GIVEN EXERCISE:
From the multifamily housing post below, set down word for word the passage that begins at the words "Multifamily – Sector" and stops after "A rent growth.".

EXTRACT:
+ + +
Negligent in keeping up with my blogging, four months since my last, an attempt to catch up:

Multifamily – Sector affordability is a concern. While rent growth and rising property values have position connotations, these trends are not sustainable. Despite the stronger economic growth and wage growth in recent quarters, incomes have not and will not keep pace with rents rising at these rates. Yet to justify new construction, revenue must grow to cover the even faster rise in development costs. I am not aware of any major market, without aggressively trending rents, where development yields are above 5.75% to 6.5%; some are lower. Nor do we hear many operators pleased with recent Class A rent growth.

While the multi-family industry has seen too much Class A product and too few cost-based innovations, clever renters, developers and owners are addressing the situation. Smart first-adapters are testing new solutions (micro units, co-living, AirBnB relationships, hotel like apartment management) to make properties and the renter experience more attractive and efficient in delivering quality housing at attainable rents.
+ + +
COLLECTED MATERIAL:
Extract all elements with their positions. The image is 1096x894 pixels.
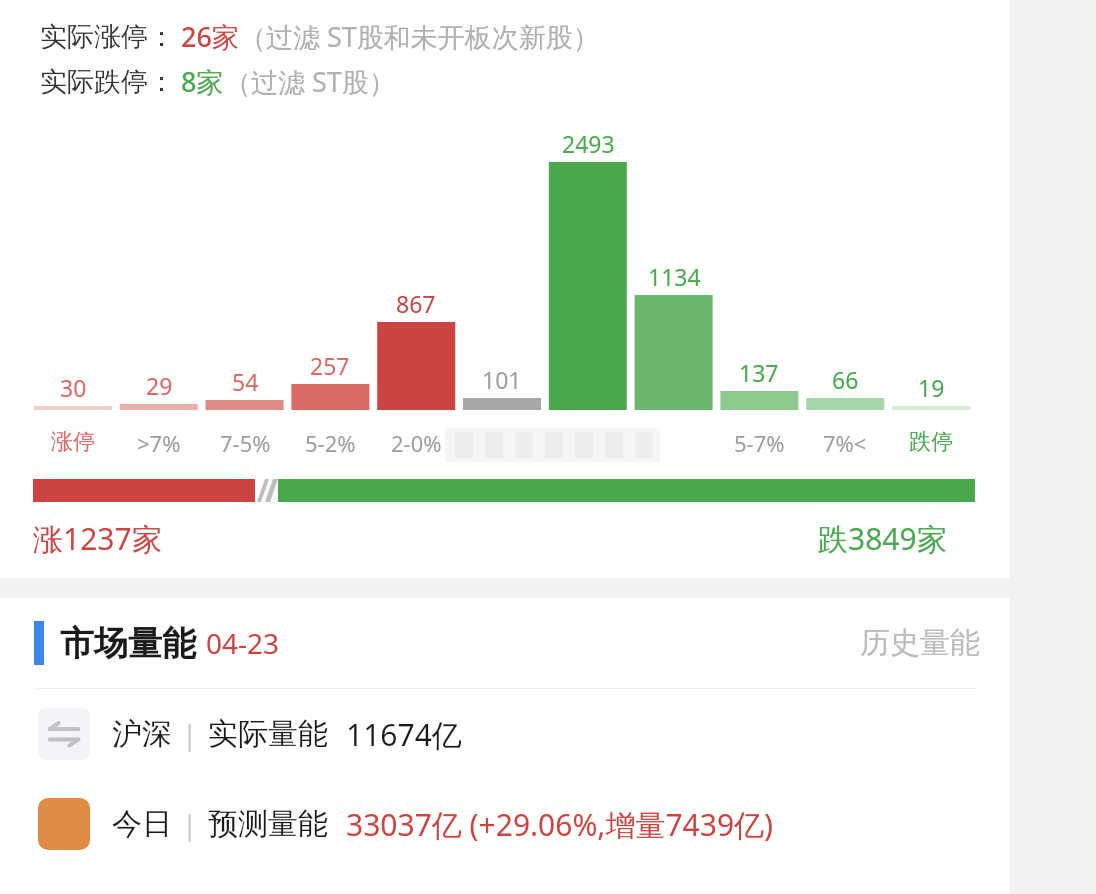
+ + +
RESULT:
Multifamily – Sector affordability is a concern. While rent growth and rising property values have position connotations, these trends are not sustainable. Despite the stronger economic growth and wage growth in recent quarters, incomes have not and will not keep pace with rents rising at these rates. Yet to justify new construction, revenue must grow to cover the even faster rise in development costs. I am not aware of any major market, without aggressively trending rents, where development yields are above 5.75% to 6.5%; some are lower. Nor do we hear many operators pleased with recent Class A rent growth.